**Brief**
Restate the entries word for word, omitting nothing.

Start of Exercise input

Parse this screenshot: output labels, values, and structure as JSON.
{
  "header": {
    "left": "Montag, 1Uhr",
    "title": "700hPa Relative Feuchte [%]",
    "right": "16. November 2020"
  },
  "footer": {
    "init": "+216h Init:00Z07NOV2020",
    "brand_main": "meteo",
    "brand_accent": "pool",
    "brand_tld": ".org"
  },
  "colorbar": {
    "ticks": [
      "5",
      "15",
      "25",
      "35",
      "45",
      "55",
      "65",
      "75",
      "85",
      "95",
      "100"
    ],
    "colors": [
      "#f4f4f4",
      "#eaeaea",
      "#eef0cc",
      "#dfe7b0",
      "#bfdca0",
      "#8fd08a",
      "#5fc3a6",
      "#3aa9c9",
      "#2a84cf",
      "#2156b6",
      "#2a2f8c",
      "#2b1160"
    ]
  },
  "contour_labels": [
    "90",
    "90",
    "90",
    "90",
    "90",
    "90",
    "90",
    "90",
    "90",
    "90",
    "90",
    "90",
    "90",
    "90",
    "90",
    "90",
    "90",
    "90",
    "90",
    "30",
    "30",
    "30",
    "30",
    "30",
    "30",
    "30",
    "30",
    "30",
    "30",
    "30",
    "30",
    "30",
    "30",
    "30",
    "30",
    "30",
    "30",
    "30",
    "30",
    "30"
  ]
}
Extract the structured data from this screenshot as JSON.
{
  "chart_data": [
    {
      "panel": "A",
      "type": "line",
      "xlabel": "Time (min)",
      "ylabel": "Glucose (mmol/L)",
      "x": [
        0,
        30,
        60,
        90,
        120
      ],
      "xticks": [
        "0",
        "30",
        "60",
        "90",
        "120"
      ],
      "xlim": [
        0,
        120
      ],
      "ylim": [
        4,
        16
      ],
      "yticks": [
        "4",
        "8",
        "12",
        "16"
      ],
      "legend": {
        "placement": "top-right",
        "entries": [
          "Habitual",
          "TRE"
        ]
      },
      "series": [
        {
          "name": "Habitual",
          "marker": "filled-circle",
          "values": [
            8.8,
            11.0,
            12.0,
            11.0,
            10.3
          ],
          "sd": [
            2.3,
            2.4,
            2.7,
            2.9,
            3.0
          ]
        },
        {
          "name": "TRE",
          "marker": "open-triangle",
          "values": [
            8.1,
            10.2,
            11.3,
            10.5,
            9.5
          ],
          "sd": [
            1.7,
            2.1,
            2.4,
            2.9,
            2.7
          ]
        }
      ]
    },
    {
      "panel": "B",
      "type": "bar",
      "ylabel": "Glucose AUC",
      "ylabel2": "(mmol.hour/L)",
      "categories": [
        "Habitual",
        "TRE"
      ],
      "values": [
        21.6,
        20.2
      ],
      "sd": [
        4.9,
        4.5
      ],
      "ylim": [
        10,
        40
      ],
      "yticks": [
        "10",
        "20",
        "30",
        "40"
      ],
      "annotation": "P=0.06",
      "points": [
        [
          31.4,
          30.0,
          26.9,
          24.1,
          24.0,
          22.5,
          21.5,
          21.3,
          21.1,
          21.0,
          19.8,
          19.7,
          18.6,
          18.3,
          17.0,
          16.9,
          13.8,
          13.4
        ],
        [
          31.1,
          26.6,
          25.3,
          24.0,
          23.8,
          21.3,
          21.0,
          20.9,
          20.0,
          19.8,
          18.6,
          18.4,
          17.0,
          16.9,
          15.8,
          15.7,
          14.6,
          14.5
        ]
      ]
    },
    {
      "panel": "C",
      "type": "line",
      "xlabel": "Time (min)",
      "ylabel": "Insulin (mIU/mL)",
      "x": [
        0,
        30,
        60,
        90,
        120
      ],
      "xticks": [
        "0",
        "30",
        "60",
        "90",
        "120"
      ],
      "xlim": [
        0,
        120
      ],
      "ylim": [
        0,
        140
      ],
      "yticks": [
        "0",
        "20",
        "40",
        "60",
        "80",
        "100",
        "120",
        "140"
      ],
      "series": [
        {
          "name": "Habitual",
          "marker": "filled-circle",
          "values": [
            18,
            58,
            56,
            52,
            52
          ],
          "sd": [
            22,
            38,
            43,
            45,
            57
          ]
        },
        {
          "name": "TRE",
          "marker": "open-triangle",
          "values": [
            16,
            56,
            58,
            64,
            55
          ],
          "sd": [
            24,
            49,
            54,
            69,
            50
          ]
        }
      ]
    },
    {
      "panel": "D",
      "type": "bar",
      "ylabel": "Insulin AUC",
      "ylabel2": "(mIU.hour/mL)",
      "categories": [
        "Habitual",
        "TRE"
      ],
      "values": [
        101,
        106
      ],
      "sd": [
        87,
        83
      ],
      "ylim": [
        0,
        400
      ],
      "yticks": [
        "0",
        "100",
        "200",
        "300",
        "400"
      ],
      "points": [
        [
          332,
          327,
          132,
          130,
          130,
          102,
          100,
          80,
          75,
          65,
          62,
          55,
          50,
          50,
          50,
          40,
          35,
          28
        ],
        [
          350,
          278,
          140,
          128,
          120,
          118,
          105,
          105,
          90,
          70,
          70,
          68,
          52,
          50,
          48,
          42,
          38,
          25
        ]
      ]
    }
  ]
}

End of Exercise input

**Full answer**
Parse this screenshot: output labels, values, and structure as JSON.
{
  "header": {
    "left": "Montag, 1Uhr",
    "title": "700hPa Relative Feuchte [%]",
    "right": "16. November 2020"
  },
  "footer": {
    "init": "+216h Init:00Z07NOV2020",
    "brand_main": "meteo",
    "brand_accent": "pool",
    "brand_tld": ".org"
  },
  "colorbar": {
    "ticks": [
      "5",
      "15",
      "25",
      "35",
      "45",
      "55",
      "65",
      "75",
      "85",
      "95",
      "100"
    ],
    "colors": [
      "#f4f4f4",
      "#eaeaea",
      "#eef0cc",
      "#dfe7b0",
      "#bfdca0",
      "#8fd08a",
      "#5fc3a6",
      "#3aa9c9",
      "#2a84cf",
      "#2156b6",
      "#2a2f8c",
      "#2b1160"
    ]
  },
  "contour_labels": [
    "90",
    "90",
    "90",
    "90",
    "90",
    "90",
    "90",
    "90",
    "90",
    "90",
    "90",
    "90",
    "90",
    "90",
    "90",
    "90",
    "90",
    "90",
    "90",
    "30",
    "30",
    "30",
    "30",
    "30",
    "30",
    "30",
    "30",
    "30",
    "30",
    "30",
    "30",
    "30",
    "30",
    "30",
    "30",
    "30",
    "30",
    "30",
    "30",
    "30"
  ]
}
Extract the structured data from this screenshot as JSON.
{
  "chart_data": [
    {
      "panel": "A",
      "type": "line",
      "xlabel": "Time (min)",
      "ylabel": "Glucose (mmol/L)",
      "x": [
        0,
        30,
        60,
        90,
        120
      ],
      "xticks": [
        "0",
        "30",
        "60",
        "90",
        "120"
      ],
      "xlim": [
        0,
        120
      ],
      "ylim": [
        4,
        16
      ],
      "yticks": [
        "4",
        "8",
        "12",
        "16"
      ],
      "legend": {
        "placement": "top-right",
        "entries": [
          "Habitual",
          "TRE"
        ]
      },
      "series": [
        {
          "name": "Habitual",
          "marker": "filled-circle",
          "values": [
            8.8,
            11.0,
            12.0,
            11.0,
            10.3
          ],
          "sd": [
            2.3,
            2.4,
            2.7,
            2.9,
            3.0
          ]
        },
        {
          "name": "TRE",
          "marker": "open-triangle",
          "values": [
            8.1,
            10.2,
            11.3,
            10.5,
            9.5
          ],
          "sd": [
            1.7,
            2.1,
            2.4,
            2.9,
            2.7
          ]
        }
      ]
    },
    {
      "panel": "B",
      "type": "bar",
      "ylabel": "Glucose AUC",
      "ylabel2": "(mmol.hour/L)",
      "categories": [
        "Habitual",
        "TRE"
      ],
      "values": [
        21.6,
        20.2
      ],
      "sd": [
        4.9,
        4.5
      ],
      "ylim": [
        10,
        40
      ],
      "yticks": [
        "10",
        "20",
        "30",
        "40"
      ],
      "annotation": "P=0.06",
      "points": [
        [
          31.4,
          30.0,
          26.9,
          24.1,
          24.0,
          22.5,
          21.5,
          21.3,
          21.1,
          21.0,
          19.8,
          19.7,
          18.6,
          18.3,
          17.0,
          16.9,
          13.8,
          13.4
        ],
        [
          31.1,
          26.6,
          25.3,
          24.0,
          23.8,
          21.3,
          21.0,
          20.9,
          20.0,
          19.8,
          18.6,
          18.4,
          17.0,
          16.9,
          15.8,
          15.7,
          14.6,
          14.5
        ]
      ]
    },
    {
      "panel": "C",
      "type": "line",
      "xlabel": "Time (min)",
      "ylabel": "Insulin (mIU/mL)",
      "x": [
        0,
        30,
        60,
        90,
        120
      ],
      "xticks": [
        "0",
        "30",
        "60",
        "90",
        "120"
      ],
      "xlim": [
        0,
        120
      ],
      "ylim": [
        0,
        140
      ],
      "yticks": [
        "0",
        "20",
        "40",
        "60",
        "80",
        "100",
        "120",
        "140"
      ],
      "series": [
        {
          "name": "Habitual",
          "marker": "filled-circle",
          "values": [
            18,
            58,
            56,
            52,
            52
          ],
          "sd": [
            22,
            38,
            43,
            45,
            57
          ]
        },
        {
          "name": "TRE",
          "marker": "open-triangle",
          "values": [
            16,
            56,
            58,
            64,
            55
          ],
          "sd": [
            24,
            49,
            54,
            69,
            50
          ]
        }
      ]
    },
    {
      "panel": "D",
      "type": "bar",
      "ylabel": "Insulin AUC",
      "ylabel2": "(mIU.hour/mL)",
      "categories": [
        "Habitual",
        "TRE"
      ],
      "values": [
        101,
        106
      ],
      "sd": [
        87,
        83
      ],
      "ylim": [
        0,
        400
      ],
      "yticks": [
        "0",
        "100",
        "200",
        "300",
        "400"
      ],
      "points": [
        [
          332,
          327,
          132,
          130,
          130,
          102,
          100,
          80,
          75,
          65,
          62,
          55,
          50,
          50,
          50,
          40,
          35,
          28
        ],
        [
          350,
          278,
          140,
          128,
          120,
          118,
          105,
          105,
          90,
          70,
          70,
          68,
          52,
          50,
          48,
          42,
          38,
          25
        ]
      ]
    }
  ]
}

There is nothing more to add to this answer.